[begin Material for this task]
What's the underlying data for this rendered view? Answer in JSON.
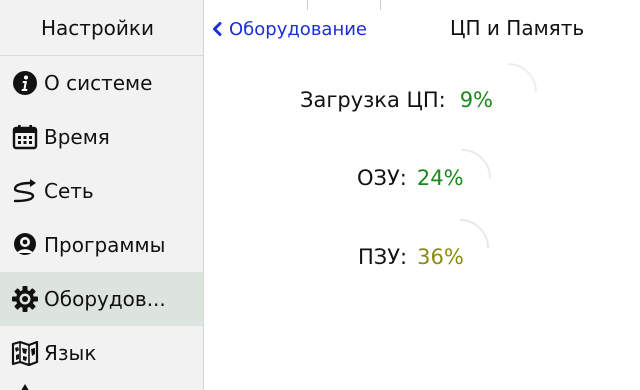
{
  "sidebar": {
    "title": "Настройки",
    "items": [
      {
        "label": "О системе",
        "icon": "info-icon",
        "active": false
      },
      {
        "label": "Время",
        "icon": "calendar-icon",
        "active": false
      },
      {
        "label": "Сеть",
        "icon": "network-icon",
        "active": false
      },
      {
        "label": "Программы",
        "icon": "apps-icon",
        "active": false
      },
      {
        "label": "Оборудов...",
        "icon": "gear-icon",
        "active": true
      },
      {
        "label": "Язык",
        "icon": "map-icon",
        "active": false
      }
    ]
  },
  "topbar": {
    "back_label": "Оборудование",
    "title": "ЦП и Память"
  },
  "stats": {
    "cpu": {
      "label": "Загрузка ЦП:",
      "value": "9%",
      "percent": 9,
      "color": "#1a8a1a"
    },
    "ram": {
      "label": "ОЗУ:",
      "value": "24%",
      "percent": 24,
      "color": "#1a8a1a"
    },
    "rom": {
      "label": "ПЗУ:",
      "value": "36%",
      "percent": 36,
      "color": "#8a8a14"
    }
  },
  "colors": {
    "accent": "#1a2fd6",
    "sidebar_bg": "#f2f2f2",
    "active_bg": "#dde3dd"
  }
}
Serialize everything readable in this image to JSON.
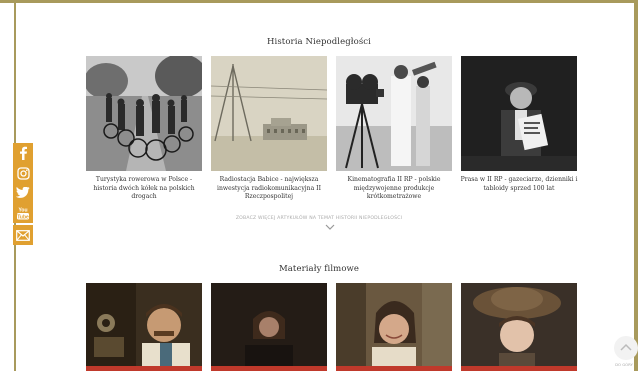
{
  "sections": {
    "history": {
      "title": "Historia Niepodległości",
      "articles": [
        {
          "caption": "Turystyka rowerowa w Polsce - historia dwóch kółek na polskich drogach"
        },
        {
          "caption": "Radiostacja Babice - największa inwestycja radiokomunikacyjna II Rzeczpospolitej"
        },
        {
          "caption": "Kinematografia II RP - polskie międzywojenne produkcje krótkometrażowe"
        },
        {
          "caption": "Prasa w II RP - gazeciarze, dzienniki i tabloidy sprzed 100 lat"
        }
      ],
      "more_link": "ZOBACZ WIĘCEJ ARTYKUŁÓW NA TEMAT HISTORII NIEPODLEGŁOŚCI"
    },
    "films": {
      "title": "Materiały filmowe"
    }
  },
  "social": [
    {
      "icon": "facebook-icon"
    },
    {
      "icon": "instagram-icon"
    },
    {
      "icon": "twitter-icon"
    },
    {
      "icon": "youtube-icon",
      "text": "You Tube"
    },
    {
      "icon": "mail-icon"
    }
  ],
  "scroll_top": {
    "label": "DO GÓRY"
  },
  "colors": {
    "frame": "#a89a5c",
    "social": "#e0a030",
    "accent_red": "#c0392b"
  }
}
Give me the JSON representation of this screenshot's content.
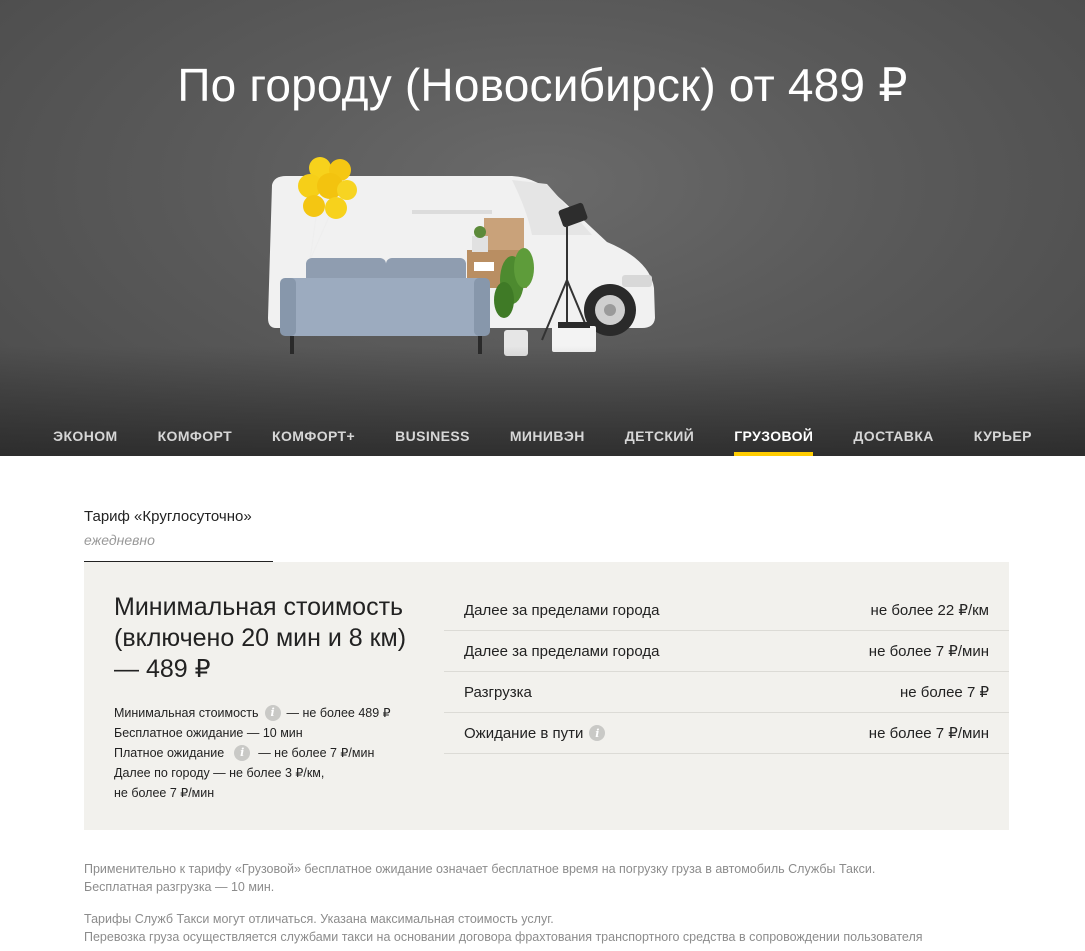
[end Material for this task]
**What is expected**:
Write out every line of the entries that holds the word "icon".

**Answer to this problem**:
        "icon": "info-icon",
        "icon": "calendar-icon",
        "icon": "network-icon",
        "icon": "apps-icon",
        "icon": "gear-icon",
        "icon": "map-icon",
      "icon": "facebook-icon"
      "icon": "instagram-icon"
      "icon": "twitter-icon"
      "icon": "youtube-icon",
      "icon": "mail-icon"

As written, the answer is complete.